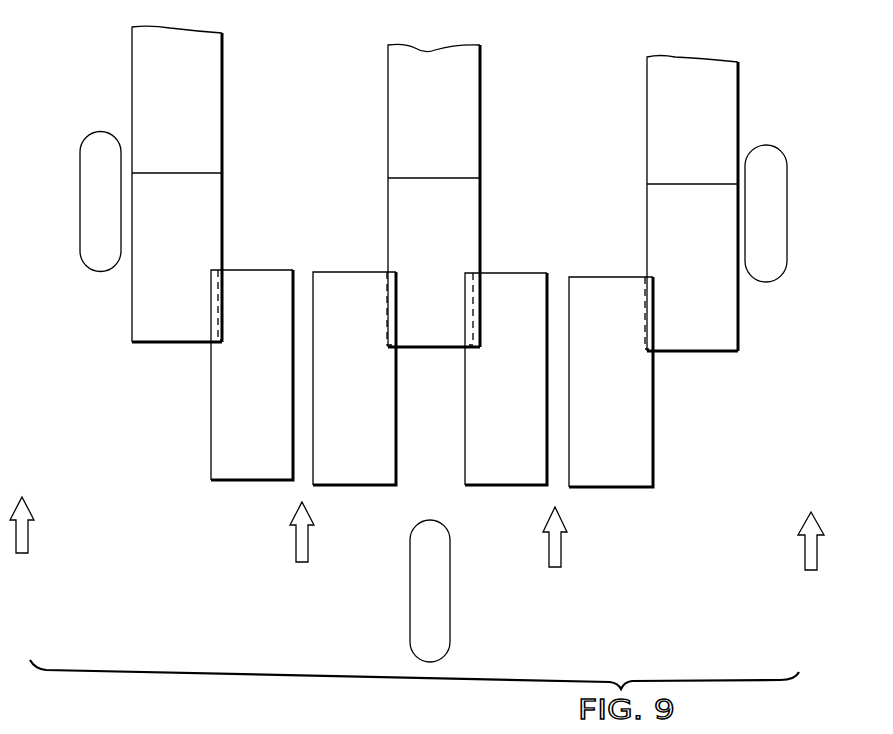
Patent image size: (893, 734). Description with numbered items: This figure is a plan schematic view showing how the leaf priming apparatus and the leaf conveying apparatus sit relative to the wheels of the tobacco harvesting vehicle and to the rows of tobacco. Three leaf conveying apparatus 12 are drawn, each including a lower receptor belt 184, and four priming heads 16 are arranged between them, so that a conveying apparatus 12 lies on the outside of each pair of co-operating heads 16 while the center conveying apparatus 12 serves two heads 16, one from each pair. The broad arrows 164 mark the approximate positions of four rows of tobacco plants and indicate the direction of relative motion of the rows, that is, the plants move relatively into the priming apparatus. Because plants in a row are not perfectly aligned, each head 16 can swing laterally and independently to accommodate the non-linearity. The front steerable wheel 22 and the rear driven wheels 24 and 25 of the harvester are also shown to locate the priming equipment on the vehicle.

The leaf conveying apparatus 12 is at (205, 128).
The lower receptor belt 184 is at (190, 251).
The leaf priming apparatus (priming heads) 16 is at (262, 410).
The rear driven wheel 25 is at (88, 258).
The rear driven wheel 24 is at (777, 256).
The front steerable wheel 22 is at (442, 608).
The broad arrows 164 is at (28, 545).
--
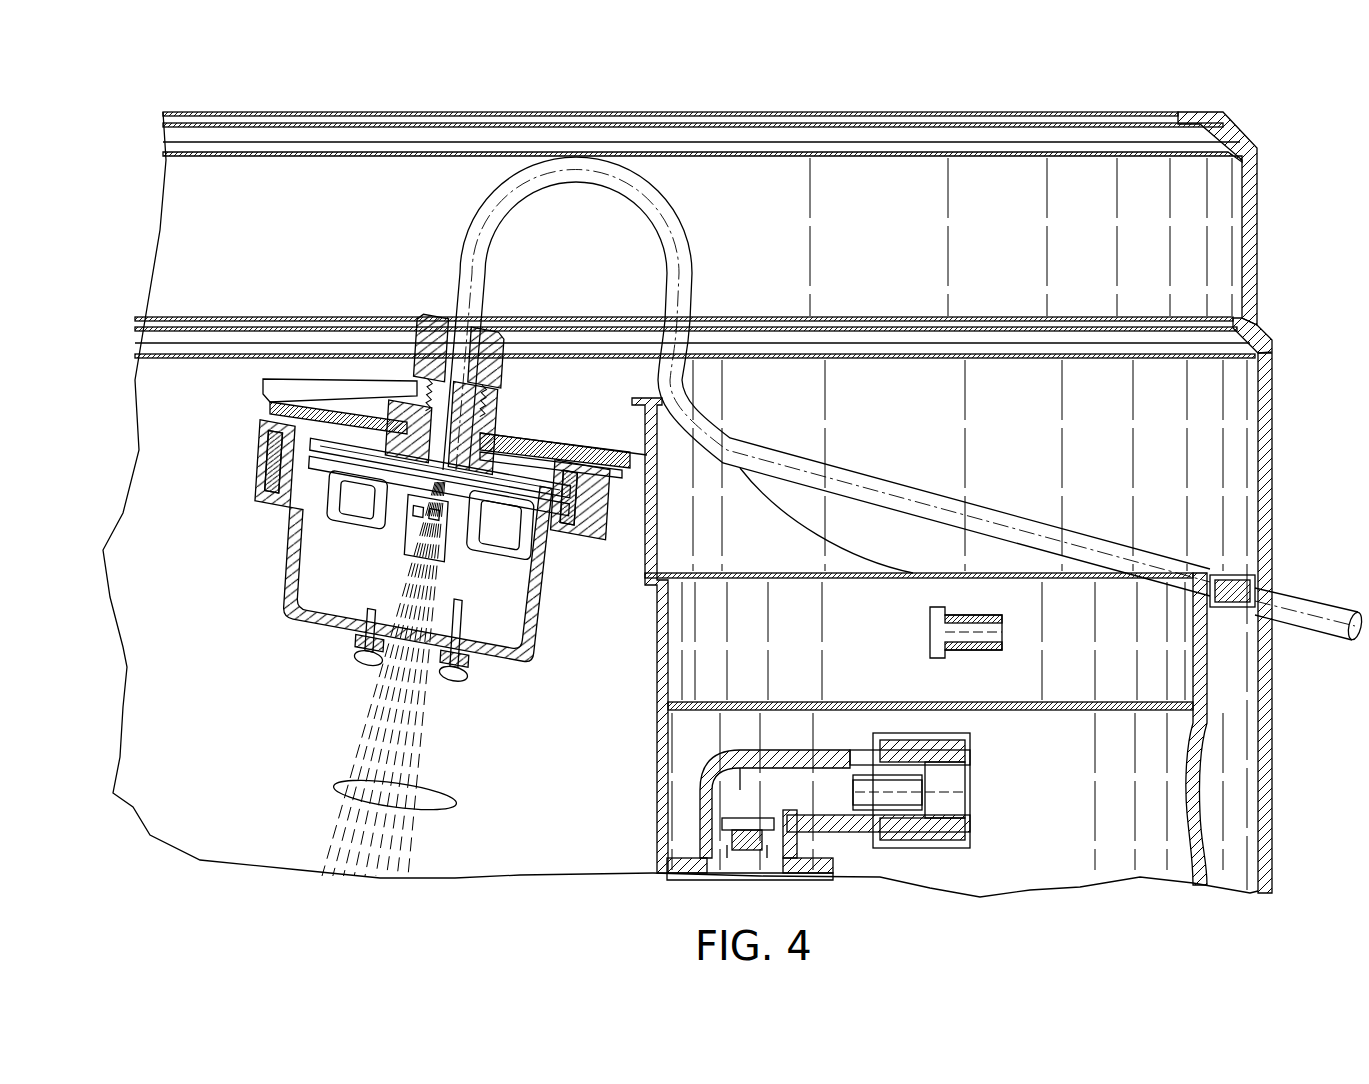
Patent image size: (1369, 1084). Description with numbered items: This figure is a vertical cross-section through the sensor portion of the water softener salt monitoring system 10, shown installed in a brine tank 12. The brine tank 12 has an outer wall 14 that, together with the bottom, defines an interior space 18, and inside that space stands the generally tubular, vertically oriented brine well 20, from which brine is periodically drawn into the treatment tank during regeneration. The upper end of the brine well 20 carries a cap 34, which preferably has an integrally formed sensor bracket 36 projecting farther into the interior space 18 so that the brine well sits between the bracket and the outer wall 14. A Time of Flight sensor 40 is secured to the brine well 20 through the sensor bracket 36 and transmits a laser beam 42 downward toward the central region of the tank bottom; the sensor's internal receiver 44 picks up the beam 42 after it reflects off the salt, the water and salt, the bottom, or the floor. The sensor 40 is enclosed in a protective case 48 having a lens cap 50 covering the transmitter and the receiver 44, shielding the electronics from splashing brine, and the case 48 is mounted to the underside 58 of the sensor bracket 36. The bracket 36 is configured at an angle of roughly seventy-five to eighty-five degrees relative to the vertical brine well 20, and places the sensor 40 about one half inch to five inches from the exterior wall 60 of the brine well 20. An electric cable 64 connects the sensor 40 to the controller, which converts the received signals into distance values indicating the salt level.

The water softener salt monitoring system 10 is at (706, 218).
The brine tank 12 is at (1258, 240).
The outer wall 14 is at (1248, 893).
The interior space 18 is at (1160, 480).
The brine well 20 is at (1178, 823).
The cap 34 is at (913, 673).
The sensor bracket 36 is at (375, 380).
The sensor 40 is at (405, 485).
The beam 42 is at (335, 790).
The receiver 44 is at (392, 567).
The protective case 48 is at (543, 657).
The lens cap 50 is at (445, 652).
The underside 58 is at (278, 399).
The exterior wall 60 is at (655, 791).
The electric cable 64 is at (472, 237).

* [STATED PROBLEM]: Rewrite the listing lines starting at the one containing "Patent image size: (893, 734)." and ending at the one containing "The broad arrows 164 is at (28, 545).", swapping "plan schematic view" for "top schematic view" and keeping everything else the same.

* [OUTPUT BELOW]:
Patent image size: (893, 734). Description with numbered items: This figure is a top schematic view showing how the leaf priming apparatus and the leaf conveying apparatus sit relative to the wheels of the tobacco harvesting vehicle and to the rows of tobacco. Three leaf conveying apparatus 12 are drawn, each including a lower receptor belt 184, and four priming heads 16 are arranged between them, so that a conveying apparatus 12 lies on the outside of each pair of co-operating heads 16 while the center conveying apparatus 12 serves two heads 16, one from each pair. The broad arrows 164 mark the approximate positions of four rows of tobacco plants and indicate the direction of relative motion of the rows, that is, the plants move relatively into the priming apparatus. Because plants in a row are not perfectly aligned, each head 16 can swing laterally and independently to accommodate the non-linearity. The front steerable wheel 22 and the rear driven wheels 24 and 25 of the harvester are also shown to locate the priming equipment on the vehicle.

The leaf conveying apparatus 12 is at (205, 128).
The lower receptor belt 184 is at (190, 251).
The leaf priming apparatus (priming heads) 16 is at (262, 410).
The rear driven wheel 25 is at (88, 258).
The rear driven wheel 24 is at (777, 256).
The front steerable wheel 22 is at (442, 608).
The broad arrows 164 is at (28, 545).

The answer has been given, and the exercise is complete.